* **TUJUAN TUGAS**
A. Tuliskan ulang tanpa perubahan bagian dari kutipan tentang pesta demokrasi, mulai dari "PESTA DEMOKRASI DAN" sampai "terhadap pemilihan Presiden.".
B. Terjemahkan kalimat "Pemilu laksana hajatan akbar di tengah-tengah masyarakat Indonesia." dari kutipan tentang pesta demokrasi ke dalam bahasa Inggris.

* **KUTIPAN TEKS**
────────────────────

HARI SANTRI

HARI SANTRI

PESTA DEMOKRASI DAN APATIS REALISTIS

blogger templates


Gambar : Ilustrasi


Rabu, 27 juli 2016
Oleh  :  Bally Fadillah


Pemilu laksana hajatan akbar di tengah-tengah masyarakat Indonesia. Dalam setiap hajatan demokrasi di Indonesia, selalu mampu menyedot perhatian dunia dalam menyimak dan mengikuti setiap rangakaian pelaksanaanya. Entah itu media online, surat kabar maupun televisi  secara intens mengikuti perkembangan yang berjalan terkait pemilu yang berlangsung. Seperti yang terjadi pada pilpres tahun 2014 lalu terhadap pemilihan Presiden. 

Semagaimana yang tertulis pada laman sindonews.com (2014). CNN misalnya (amerika), menulis judul “Indonesia's choice: Military man or Jakarta governor” (Indonesia memilih: Tokoh militer atau Gubernur Jakarta). Kemudian kantor berita Reuters (AS), juga memuat. “Indonesians vote for new president, choice between old guard and new breed” (Indonesia memilih presiden baru, pilihan antara garda lama dan generasi baru) serta BBC dari Inggris yang memberitakan “Indonesians head to polls to elect new president” (Indonesia menuju pemungutan suara untuk memilih presiden baru” dan masih banyak lagi media Internasional yang turut serta berburu berita ketika  pesta demokrasi di Indonesia berlangsung.

────────────────────

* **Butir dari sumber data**
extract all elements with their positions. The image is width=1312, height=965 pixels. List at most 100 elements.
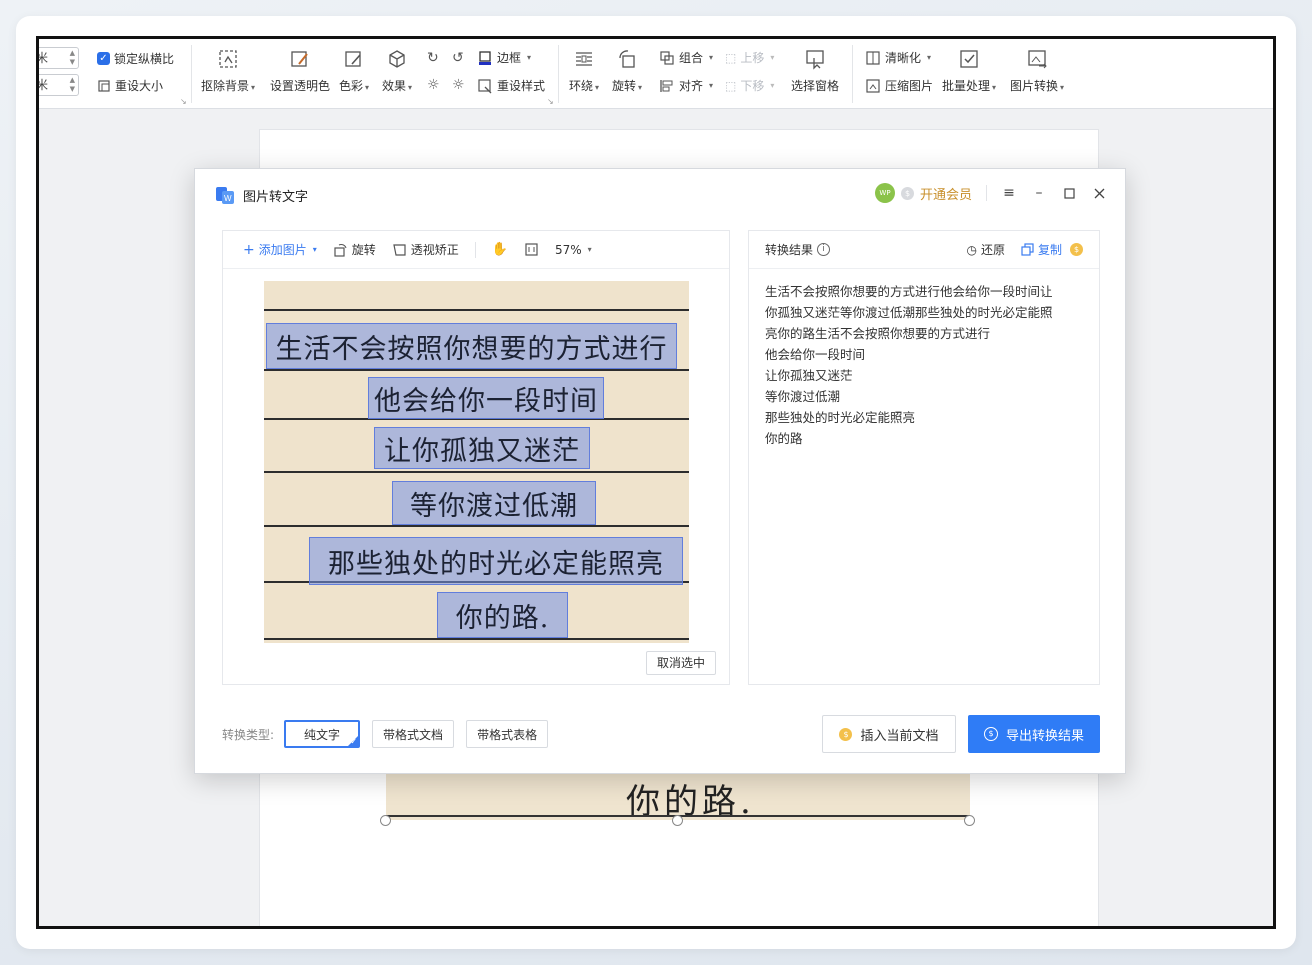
fit-view-icon: [525, 243, 538, 256]
fit-view-button[interactable]: [524, 242, 539, 257]
ocr-line-box[interactable]: 等你渡过低潮: [392, 481, 596, 525]
formatted-table-option[interactable]: 带格式表格: [466, 720, 549, 748]
close-icon[interactable]: [1091, 185, 1107, 201]
width-spinner[interactable]: 米 ▲ ▼: [36, 47, 79, 69]
handwriting-image: 生活不会按照你想要的方式进行 他会给你一段时间 让你孤独又迷茫 等你渡过低潮 那…: [264, 281, 689, 643]
border-label: 边框: [497, 51, 522, 65]
image-convert-button[interactable]: 图片转换 ▾: [1010, 47, 1064, 94]
rotate-left-button[interactable]: ↻: [427, 50, 439, 66]
restore-button[interactable]: ◷ 还原: [966, 241, 1005, 258]
ruled-line: [264, 525, 689, 527]
height-spinner[interactable]: 米 ▲ ▼: [39, 74, 79, 96]
group-icon: [660, 50, 674, 65]
dialog-launcher-icon-2[interactable]: ↘: [547, 97, 554, 106]
result-header: 转换结果 i ◷ 还原 复制 $: [749, 231, 1099, 269]
border-button[interactable]: 边框 ▾: [477, 49, 531, 66]
image-convert-icon: [1025, 47, 1049, 71]
set-transparent-label: 设置透明色: [270, 79, 331, 93]
coin-icon: $: [900, 186, 914, 200]
result-text[interactable]: 生活不会按照你想要的方式进行他会给你一段时间让 你孤独又迷茫等你渡过低潮那些独处…: [765, 281, 1087, 449]
align-icon: [660, 79, 673, 92]
formatted-doc-option[interactable]: 带格式文档: [372, 720, 455, 748]
resize-button[interactable]: 重设大小: [97, 77, 163, 94]
set-transparent-button[interactable]: 设置透明色: [270, 47, 330, 94]
sharpen-button[interactable]: 清晰化 ▾: [865, 49, 931, 66]
coin-icon: $: [983, 727, 998, 741]
wrap-label: 环绕: [569, 79, 594, 93]
perspective-correct-button[interactable]: 透视矫正: [392, 241, 459, 258]
cancel-selection-button[interactable]: 取消选中: [646, 651, 716, 675]
resize-icon: [98, 79, 110, 92]
ruled-line: [264, 309, 689, 311]
contrast-icon: ☼: [452, 77, 465, 93]
zoom-dropdown[interactable]: 57% ▾: [555, 243, 592, 257]
compress-label: 压缩图片: [885, 79, 934, 93]
bring-forward-button[interactable]: ⬚ 上移 ▾: [725, 49, 774, 66]
resize-handle-bottom-right[interactable]: [964, 815, 975, 826]
brightness-icon: ☼: [427, 77, 440, 93]
plain-text-option[interactable]: 纯文字 ✓: [284, 720, 361, 748]
brightness-down-button[interactable]: ☼: [452, 77, 465, 93]
color-button[interactable]: 色彩 ▾: [339, 47, 369, 94]
width-unit: 米: [36, 51, 49, 65]
selection-pane-label: 选择窗格: [791, 79, 840, 93]
document-image-text: 你的路.: [626, 782, 755, 820]
rotate-right-button[interactable]: ↺: [452, 50, 464, 66]
wrap-button[interactable]: 环绕 ▾: [569, 47, 599, 94]
ruled-line: [264, 369, 689, 371]
ocr-line-box[interactable]: 那些独处的时光必定能照亮: [309, 537, 683, 585]
sharpen-icon: [866, 50, 880, 65]
copy-button[interactable]: 复制 $: [1021, 241, 1083, 258]
group-button[interactable]: 组合 ▾: [659, 49, 713, 66]
result-line: 让你孤独又迷茫: [765, 368, 853, 383]
gold-coin-icon: $: [839, 727, 853, 741]
ocr-line-box[interactable]: 让你孤独又迷茫: [374, 427, 590, 469]
down-label: 下移: [740, 79, 765, 93]
resize-handle-bottom-left[interactable]: [380, 815, 391, 826]
pan-hand-button[interactable]: ✋: [492, 242, 508, 257]
export-result-button[interactable]: $ 导出转换结果: [968, 715, 1100, 753]
result-line: 等你渡过低潮: [765, 389, 841, 404]
result-title: 转换结果: [765, 243, 814, 257]
selection-pane-button[interactable]: 选择窗格: [791, 47, 839, 94]
text-wrap-icon: [572, 47, 596, 71]
ocr-line-box[interactable]: 生活不会按照你想要的方式进行: [266, 323, 677, 369]
ribbon-separator: [191, 45, 192, 103]
selection-pane-icon: [803, 47, 827, 71]
lock-ratio-label: 锁定纵横比: [114, 52, 175, 66]
rotate-image-button[interactable]: 旋转: [333, 241, 376, 258]
sharpen-label: 清晰化: [885, 51, 922, 65]
rotate-ccw-icon: ↻: [427, 50, 439, 66]
hand-icon: ✋: [491, 242, 508, 257]
rotate-menu-button[interactable]: 旋转 ▾: [612, 47, 642, 94]
lock-ratio-checkbox[interactable]: ✓ 锁定纵横比: [97, 50, 174, 67]
remove-background-label: 抠除背景: [201, 79, 250, 93]
ocr-line-box[interactable]: 他会给你一段时间: [368, 377, 604, 419]
add-image-button[interactable]: + 添加图片 ▾: [243, 241, 317, 258]
result-line: 他会给你一段时间: [765, 347, 866, 362]
minimize-icon[interactable]: –: [1031, 185, 1047, 201]
info-icon[interactable]: i: [817, 243, 831, 256]
brightness-up-button[interactable]: ☼: [427, 77, 440, 93]
resize-handle-bottom-center[interactable]: [672, 815, 683, 826]
compress-image-button[interactable]: 压缩图片: [865, 77, 933, 94]
ocr-line-box[interactable]: 你的路.: [437, 592, 568, 638]
ruled-line: [264, 471, 689, 473]
maximize-icon[interactable]: [1061, 185, 1077, 201]
cube-icon: [385, 47, 409, 71]
group-label: 组合: [679, 51, 704, 65]
dialog-launcher-icon[interactable]: ↘: [180, 97, 187, 106]
align-button[interactable]: 对齐 ▾: [659, 77, 713, 94]
menu-icon[interactable]: ≡: [1001, 185, 1017, 201]
insert-into-document-button[interactable]: $ 插入当前文档: [822, 715, 956, 753]
send-backward-button[interactable]: ⬚ 下移 ▾: [725, 77, 774, 94]
batch-process-button[interactable]: 批量处理 ▾: [942, 47, 996, 94]
reset-style-button[interactable]: 重设样式: [477, 77, 545, 94]
ribbon-separator: [558, 45, 559, 103]
zoom-value: 57%: [554, 242, 582, 257]
effect-button[interactable]: 效果 ▾: [382, 47, 412, 94]
image-toolbar: + 添加图片 ▾ 旋转 透视矫正 ✋ 57% ▾: [223, 231, 729, 269]
remove-background-button[interactable]: 抠除背景 ▾: [201, 47, 255, 94]
vip-button[interactable]: WP $ 开通会员: [874, 183, 972, 203]
result-line: 那些独处的时光必定能照亮: [765, 410, 916, 425]
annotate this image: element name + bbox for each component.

────────────────────

* **JAWABAN TIAP TUGAS**
A.
PESTA DEMOKRASI DAN APATIS REALISTIS

blogger templates


Gambar : Ilustrasi


Rabu, 27 juli 2016
Oleh  :  Bally Fadillah


Pemilu laksana hajatan akbar di tengah-tengah masyarakat Indonesia. Dalam setiap hajatan demokrasi di Indonesia, selalu mampu menyedot perhatian dunia dalam menyimak dan mengikuti setiap rangakaian pelaksanaanya. Entah itu media online, surat kabar maupun televisi  secara intens mengikuti perkembangan yang berjalan terkait pemilu yang berlangsung. Seperti yang terjadi pada pilpres tahun 2014 lalu terhadap pemilihan Presiden.

B. Elections are like a grand celebration in the midst of Indonesian society.